- _DATA SUPPLIED_:
□ □ □ □

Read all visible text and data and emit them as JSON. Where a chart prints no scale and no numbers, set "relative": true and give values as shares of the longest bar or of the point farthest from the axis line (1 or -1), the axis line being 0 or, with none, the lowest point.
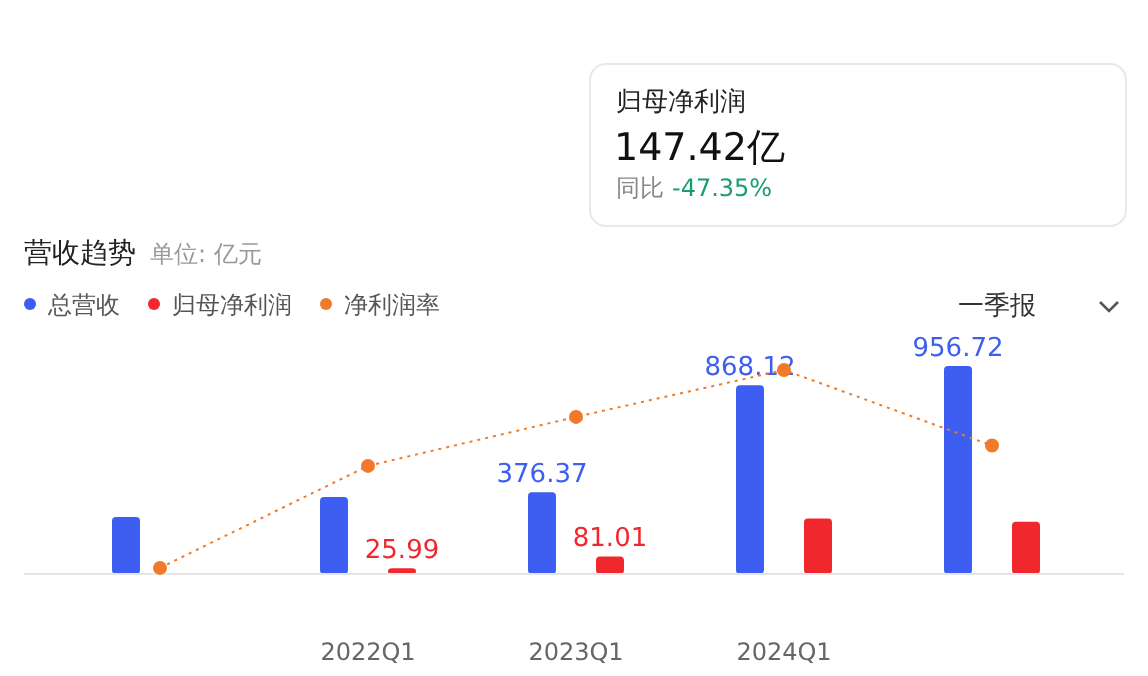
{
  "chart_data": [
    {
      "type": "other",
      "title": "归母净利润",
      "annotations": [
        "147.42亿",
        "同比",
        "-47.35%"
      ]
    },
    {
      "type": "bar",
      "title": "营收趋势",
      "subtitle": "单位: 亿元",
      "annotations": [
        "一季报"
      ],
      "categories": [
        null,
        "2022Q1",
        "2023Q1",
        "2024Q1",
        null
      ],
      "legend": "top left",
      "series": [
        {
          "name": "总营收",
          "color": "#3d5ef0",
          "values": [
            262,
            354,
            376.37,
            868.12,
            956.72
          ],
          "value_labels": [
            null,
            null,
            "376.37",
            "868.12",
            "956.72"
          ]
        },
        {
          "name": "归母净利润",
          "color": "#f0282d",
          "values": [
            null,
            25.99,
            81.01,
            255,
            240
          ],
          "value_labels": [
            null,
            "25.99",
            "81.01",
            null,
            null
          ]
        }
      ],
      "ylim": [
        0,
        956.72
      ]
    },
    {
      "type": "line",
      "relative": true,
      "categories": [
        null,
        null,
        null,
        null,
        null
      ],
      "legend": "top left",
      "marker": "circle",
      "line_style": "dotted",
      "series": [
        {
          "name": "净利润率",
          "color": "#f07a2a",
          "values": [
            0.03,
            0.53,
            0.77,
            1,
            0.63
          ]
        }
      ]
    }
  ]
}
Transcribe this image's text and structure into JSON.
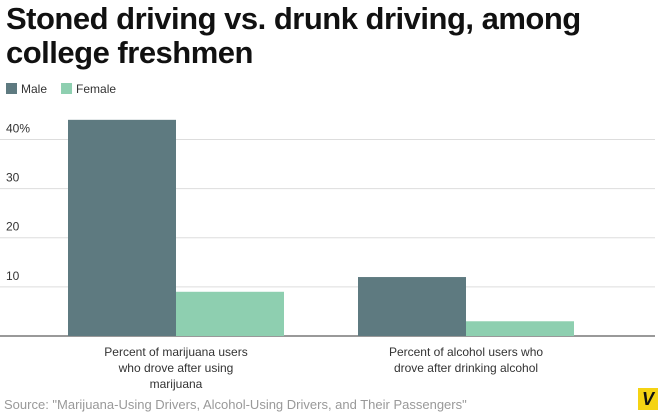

□ □ □ □

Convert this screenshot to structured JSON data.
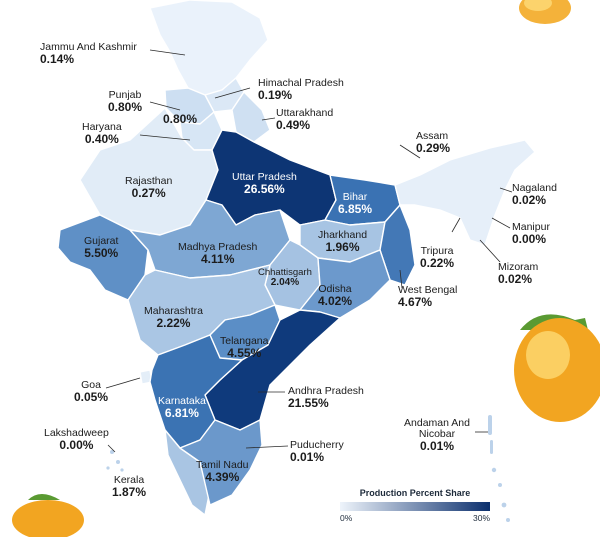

□ □ □ □

- _SHORT PROBLEM_:
From the listing above, collect every line that mentions the word "this".

- _WORKED ANSWER_:
Transcribe this image's text and structure into JSON.
Convert this screenshot to structured JSON data.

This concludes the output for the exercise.